#### EXERCISE TASKS
(a) Name every episode that the excerpt about the series' cinematography says was shot anamorphically.
(b) Answer these questions on the excerpt about the series' cinematography:
(i) Where did the filmmakers build the 200-foot-long tunnel?
(ii) Which cameras did Laxton choose to capture his first series?
(iii) Who gave Laxton guidance in selecting the lenses?
(c) Reproduce everything in the excerpt about the series' cinematography from "The filmmakers endeavoured" down to "of the period.".

===== EXCERPT TO READ =====

The filmmakers endeavoured for the world the series explores to be largely captured in camera rather than relying on visual effects to create elements such as the trains. “Mark [Friedberg] did a lot of work figuring out the best approach to use real trains. As it would be difficult to get a train to a soundstage, we built a 200-foot-long tunnel around a private railroad in a train museum in Atlanta. It was amazing they let us do it and it allowed us to safely shoot actors on real trains without relying on CGI,” says Laxton.
A look that was true to the period was realised through a fruitful working relationship with Friedberg, who Laxton met on If Beale Street Could Talk. Conversations also explored how practical lights could be best built into sets and which LED sources would match the colour temperature of gas-powered lights of the period.
Different perspectives
Having enjoyed shooting with ARRI Alexa systems for many years on a variety of productions, Laxton opted to capture his first series with the Alexa LF and LF Mini. “It’s almost like a film stock which Barry and I are in love with,” he says.
Most episodes were shot on spherical glass and 16:9, with three episodes that contextualise the journey and offer a backstory – “The Great Spirit”, “Fanny Briggs” and “Mabel” – adopting a different visual language and shot anamorphically. “Lenses and format seemed like the right way to go to provide a different groundwork for those episodes opposed to shooting handheld,” says Laxton.
With guidance and insight from Panavision’s Dan Sasaki, Laxton selected the most appropriate lenses to suit both types of episode. “I worked with Dan for weeks, tweaking and changing the lens flare profiles, coatings and bokeh to create a custom look. I was so happy with the end results – Dan augmented a set of the Panavision Primo 70s for the spherical episodes and the T Series for the chapters we needed to shoot anamorphically.”
The series focuses on the history of the American South and slavery and the characters looking back at the audience can have a really powerful impact in that storytelling.
James Laxton ASC
While Laxton and Jenkins’ collaborative process has remained the same since they met, each time they take on a project, they attempt to explore a new creative direction that is appropriate to the material. “You see that in Moonlight and If Beale Street Could Talk – the material is different and the aesthetic changes, which I hope is also true for this series,” says Laxton. “We adjusted our visual language; it takes on an eeriness. There is a kind of floating camera that can be seen in our previous work but is much more emphasised here through longer takes and camerawork that moves through spaces in an almost haunting way. Growing up in America, we’re haunted by our past which that symbolised.”

===== ENTRIES PROVIDED =====

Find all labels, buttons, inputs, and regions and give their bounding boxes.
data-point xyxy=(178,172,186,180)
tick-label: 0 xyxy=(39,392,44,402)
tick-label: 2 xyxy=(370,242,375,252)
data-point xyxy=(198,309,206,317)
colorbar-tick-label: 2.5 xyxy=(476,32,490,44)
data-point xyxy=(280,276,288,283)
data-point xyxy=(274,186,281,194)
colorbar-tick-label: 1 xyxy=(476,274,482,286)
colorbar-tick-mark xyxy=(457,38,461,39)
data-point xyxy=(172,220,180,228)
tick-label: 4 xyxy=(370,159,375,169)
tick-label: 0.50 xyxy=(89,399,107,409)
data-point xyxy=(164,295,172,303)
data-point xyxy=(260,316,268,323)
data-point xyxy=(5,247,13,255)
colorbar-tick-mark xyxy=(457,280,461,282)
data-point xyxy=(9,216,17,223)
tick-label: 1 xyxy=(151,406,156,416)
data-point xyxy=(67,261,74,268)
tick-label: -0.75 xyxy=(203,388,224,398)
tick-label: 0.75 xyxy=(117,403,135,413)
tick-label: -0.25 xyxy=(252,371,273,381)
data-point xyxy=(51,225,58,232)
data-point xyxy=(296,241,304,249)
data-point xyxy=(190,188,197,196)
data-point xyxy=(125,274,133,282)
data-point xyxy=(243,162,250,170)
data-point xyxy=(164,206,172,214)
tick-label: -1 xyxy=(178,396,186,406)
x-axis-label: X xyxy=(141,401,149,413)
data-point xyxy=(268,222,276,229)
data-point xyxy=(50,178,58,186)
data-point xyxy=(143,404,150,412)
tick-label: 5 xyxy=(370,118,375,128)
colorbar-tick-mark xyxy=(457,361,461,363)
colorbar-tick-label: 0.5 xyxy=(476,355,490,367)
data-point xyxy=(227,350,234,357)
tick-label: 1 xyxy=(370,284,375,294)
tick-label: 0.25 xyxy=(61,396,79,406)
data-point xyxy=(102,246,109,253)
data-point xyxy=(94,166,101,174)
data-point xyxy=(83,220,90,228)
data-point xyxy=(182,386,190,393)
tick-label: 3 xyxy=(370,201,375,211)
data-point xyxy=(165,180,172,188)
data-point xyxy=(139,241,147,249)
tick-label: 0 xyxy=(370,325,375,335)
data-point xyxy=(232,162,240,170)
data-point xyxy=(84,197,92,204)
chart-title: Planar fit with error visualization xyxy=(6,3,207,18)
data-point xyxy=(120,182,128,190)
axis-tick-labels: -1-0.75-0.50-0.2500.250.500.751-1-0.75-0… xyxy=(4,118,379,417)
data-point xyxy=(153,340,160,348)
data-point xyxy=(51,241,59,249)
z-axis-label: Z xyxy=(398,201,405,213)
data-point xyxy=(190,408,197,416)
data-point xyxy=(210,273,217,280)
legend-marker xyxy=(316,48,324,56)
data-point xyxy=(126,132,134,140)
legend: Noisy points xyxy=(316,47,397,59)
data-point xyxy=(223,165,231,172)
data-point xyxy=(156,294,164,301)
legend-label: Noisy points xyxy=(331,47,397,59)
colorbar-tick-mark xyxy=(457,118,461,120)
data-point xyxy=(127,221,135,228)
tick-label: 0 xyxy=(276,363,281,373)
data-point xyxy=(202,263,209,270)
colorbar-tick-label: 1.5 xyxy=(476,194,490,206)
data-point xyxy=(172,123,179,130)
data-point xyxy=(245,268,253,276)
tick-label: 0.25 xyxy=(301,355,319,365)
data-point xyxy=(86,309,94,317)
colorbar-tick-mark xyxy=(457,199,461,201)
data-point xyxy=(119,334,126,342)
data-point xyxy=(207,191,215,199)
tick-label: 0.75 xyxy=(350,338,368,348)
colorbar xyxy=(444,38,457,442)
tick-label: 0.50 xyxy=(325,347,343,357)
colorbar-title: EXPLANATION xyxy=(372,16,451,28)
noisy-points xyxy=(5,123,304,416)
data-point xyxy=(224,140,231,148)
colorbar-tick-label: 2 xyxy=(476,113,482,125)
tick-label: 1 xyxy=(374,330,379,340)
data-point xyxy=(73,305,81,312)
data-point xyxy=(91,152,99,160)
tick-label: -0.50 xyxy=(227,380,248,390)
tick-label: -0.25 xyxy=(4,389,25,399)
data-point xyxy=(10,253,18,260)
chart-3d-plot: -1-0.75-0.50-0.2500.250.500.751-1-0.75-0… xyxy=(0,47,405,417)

=====

#### WRITTEN ANSWERS
(a)
"The Great Spirit"
"Fanny Briggs"
"Mabel"

(b)
(i) Around a private railroad in a train museum in Atlanta.
(ii) The Alexa LF and LF Mini.
(iii) Panavision's Dan Sasaki.

(c)
The filmmakers endeavoured for the world the series explores to be largely captured in camera rather than relying on visual effects to create elements such as the trains. “Mark [Friedberg] did a lot of work figuring out the best approach to use real trains. As it would be difficult to get a train to a soundstage, we built a 200-foot-long tunnel around a private railroad in a train museum in Atlanta. It was amazing they let us do it and it allowed us to safely shoot actors on real trains without relying on CGI,” says Laxton.
A look that was true to the period was realised through a fruitful working relationship with Friedberg, who Laxton met on If Beale Street Could Talk. Conversations also explored how practical lights could be best built into sets and which LED sources would match the colour temperature of gas-powered lights of the period.